▸ Source records
======

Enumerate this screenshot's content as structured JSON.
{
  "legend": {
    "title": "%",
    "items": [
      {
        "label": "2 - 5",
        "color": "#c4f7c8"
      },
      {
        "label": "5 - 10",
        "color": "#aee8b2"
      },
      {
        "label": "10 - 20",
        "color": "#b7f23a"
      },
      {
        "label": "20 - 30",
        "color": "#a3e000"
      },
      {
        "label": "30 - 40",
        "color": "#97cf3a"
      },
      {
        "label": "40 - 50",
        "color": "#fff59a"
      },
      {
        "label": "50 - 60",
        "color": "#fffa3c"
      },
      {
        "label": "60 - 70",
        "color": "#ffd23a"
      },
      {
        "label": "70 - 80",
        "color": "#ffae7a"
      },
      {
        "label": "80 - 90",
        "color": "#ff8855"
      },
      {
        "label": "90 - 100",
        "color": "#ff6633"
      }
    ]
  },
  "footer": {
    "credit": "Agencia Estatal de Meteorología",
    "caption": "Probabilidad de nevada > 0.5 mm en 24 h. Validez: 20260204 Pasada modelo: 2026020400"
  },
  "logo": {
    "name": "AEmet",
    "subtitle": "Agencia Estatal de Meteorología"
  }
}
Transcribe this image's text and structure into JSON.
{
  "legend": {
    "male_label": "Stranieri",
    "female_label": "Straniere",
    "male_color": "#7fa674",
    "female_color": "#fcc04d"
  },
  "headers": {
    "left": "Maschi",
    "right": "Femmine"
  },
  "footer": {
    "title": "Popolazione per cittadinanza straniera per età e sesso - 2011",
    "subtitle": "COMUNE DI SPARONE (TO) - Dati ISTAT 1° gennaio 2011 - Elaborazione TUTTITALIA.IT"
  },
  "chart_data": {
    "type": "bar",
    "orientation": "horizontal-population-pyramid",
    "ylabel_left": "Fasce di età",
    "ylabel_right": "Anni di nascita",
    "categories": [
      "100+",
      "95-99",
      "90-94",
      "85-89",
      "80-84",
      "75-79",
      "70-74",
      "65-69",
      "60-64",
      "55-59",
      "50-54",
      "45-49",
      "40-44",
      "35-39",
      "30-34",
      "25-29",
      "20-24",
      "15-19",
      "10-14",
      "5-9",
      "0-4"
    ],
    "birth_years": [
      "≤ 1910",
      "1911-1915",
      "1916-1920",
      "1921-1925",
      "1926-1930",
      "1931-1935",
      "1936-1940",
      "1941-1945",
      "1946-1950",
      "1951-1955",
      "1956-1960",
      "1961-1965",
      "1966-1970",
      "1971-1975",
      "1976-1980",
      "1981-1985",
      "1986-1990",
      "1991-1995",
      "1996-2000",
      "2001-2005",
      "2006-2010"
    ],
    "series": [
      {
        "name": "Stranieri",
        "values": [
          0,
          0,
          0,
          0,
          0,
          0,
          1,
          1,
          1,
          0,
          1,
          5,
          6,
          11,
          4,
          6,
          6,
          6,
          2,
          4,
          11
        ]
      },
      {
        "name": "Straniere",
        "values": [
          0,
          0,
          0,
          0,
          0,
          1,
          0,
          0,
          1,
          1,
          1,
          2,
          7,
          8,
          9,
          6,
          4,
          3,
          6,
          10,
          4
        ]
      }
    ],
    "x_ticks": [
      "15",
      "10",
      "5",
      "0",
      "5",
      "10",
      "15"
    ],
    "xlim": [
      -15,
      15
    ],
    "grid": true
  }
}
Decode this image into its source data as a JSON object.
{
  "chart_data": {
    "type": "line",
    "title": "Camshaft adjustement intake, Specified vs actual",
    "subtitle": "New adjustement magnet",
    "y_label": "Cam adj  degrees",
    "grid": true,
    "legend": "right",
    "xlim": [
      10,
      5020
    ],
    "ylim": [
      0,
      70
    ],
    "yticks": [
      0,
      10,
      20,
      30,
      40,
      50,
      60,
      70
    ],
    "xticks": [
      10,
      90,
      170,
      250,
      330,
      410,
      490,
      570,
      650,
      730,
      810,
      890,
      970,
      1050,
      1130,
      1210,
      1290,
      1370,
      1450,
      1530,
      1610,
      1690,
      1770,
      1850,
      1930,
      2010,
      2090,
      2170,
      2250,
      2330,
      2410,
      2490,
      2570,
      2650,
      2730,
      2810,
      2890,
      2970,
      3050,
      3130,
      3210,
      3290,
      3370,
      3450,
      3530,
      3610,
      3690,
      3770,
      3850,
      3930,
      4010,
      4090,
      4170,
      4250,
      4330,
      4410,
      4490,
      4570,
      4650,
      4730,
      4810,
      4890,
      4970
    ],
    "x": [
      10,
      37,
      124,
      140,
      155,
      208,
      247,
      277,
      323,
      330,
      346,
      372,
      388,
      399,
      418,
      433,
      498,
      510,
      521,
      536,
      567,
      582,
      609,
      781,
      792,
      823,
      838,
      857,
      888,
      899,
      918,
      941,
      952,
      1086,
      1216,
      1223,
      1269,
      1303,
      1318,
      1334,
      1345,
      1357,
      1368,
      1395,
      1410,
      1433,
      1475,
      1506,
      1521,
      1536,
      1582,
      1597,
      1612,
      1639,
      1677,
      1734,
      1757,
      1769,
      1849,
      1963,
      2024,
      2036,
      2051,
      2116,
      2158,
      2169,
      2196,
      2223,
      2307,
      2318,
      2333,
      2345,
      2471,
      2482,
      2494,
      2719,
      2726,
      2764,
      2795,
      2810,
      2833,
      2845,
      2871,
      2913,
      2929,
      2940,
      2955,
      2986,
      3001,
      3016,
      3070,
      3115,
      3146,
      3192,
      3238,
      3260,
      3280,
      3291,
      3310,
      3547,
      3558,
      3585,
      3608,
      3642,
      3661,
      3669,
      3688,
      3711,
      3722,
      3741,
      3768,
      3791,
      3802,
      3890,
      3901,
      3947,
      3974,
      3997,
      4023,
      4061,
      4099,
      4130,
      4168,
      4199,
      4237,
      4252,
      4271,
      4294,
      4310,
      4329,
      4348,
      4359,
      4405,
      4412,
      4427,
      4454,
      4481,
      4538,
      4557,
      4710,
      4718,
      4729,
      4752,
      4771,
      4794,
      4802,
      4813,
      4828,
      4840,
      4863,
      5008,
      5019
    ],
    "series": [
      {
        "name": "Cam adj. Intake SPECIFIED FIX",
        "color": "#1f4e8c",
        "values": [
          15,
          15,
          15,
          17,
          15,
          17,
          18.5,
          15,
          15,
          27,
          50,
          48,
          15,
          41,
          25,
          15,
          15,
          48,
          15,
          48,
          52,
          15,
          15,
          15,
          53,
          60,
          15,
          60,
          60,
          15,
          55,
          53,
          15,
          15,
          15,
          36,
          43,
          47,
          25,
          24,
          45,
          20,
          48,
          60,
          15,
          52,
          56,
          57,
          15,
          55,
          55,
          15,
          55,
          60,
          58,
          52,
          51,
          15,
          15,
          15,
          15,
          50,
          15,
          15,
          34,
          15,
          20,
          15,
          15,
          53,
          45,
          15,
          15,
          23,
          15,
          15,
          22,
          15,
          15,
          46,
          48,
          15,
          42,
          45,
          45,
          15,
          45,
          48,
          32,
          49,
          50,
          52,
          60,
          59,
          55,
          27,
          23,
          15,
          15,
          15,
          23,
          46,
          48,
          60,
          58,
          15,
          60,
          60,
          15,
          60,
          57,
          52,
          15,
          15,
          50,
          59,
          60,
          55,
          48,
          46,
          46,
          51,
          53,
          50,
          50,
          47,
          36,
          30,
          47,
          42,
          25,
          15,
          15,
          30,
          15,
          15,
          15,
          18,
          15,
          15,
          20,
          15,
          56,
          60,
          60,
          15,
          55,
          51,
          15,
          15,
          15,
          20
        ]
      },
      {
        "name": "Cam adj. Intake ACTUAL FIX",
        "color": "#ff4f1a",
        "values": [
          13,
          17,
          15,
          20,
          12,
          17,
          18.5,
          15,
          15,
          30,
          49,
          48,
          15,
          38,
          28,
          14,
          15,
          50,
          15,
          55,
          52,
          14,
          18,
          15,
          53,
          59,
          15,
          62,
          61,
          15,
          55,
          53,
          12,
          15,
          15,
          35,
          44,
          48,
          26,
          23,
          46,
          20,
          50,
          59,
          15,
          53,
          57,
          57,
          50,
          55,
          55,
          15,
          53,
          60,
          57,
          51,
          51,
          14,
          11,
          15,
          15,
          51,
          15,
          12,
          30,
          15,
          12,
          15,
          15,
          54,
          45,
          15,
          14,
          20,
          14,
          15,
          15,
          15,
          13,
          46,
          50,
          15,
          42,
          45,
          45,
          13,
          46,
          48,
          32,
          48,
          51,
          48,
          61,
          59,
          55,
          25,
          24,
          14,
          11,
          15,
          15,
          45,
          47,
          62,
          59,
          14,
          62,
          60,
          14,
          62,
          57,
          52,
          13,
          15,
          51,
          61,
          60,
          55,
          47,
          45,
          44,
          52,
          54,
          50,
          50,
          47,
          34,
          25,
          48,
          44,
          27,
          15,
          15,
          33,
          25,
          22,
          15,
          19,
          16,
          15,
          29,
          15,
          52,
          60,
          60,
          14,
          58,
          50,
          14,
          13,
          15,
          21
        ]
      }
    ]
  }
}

======

▸ What needs to be done
Within the data above, pick out all lines holding the word "Meteorología".

▸ Completed exercise
    "credit": "Agencia Estatal de Meteorología",
    "subtitle": "Agencia Estatal de Meteorología"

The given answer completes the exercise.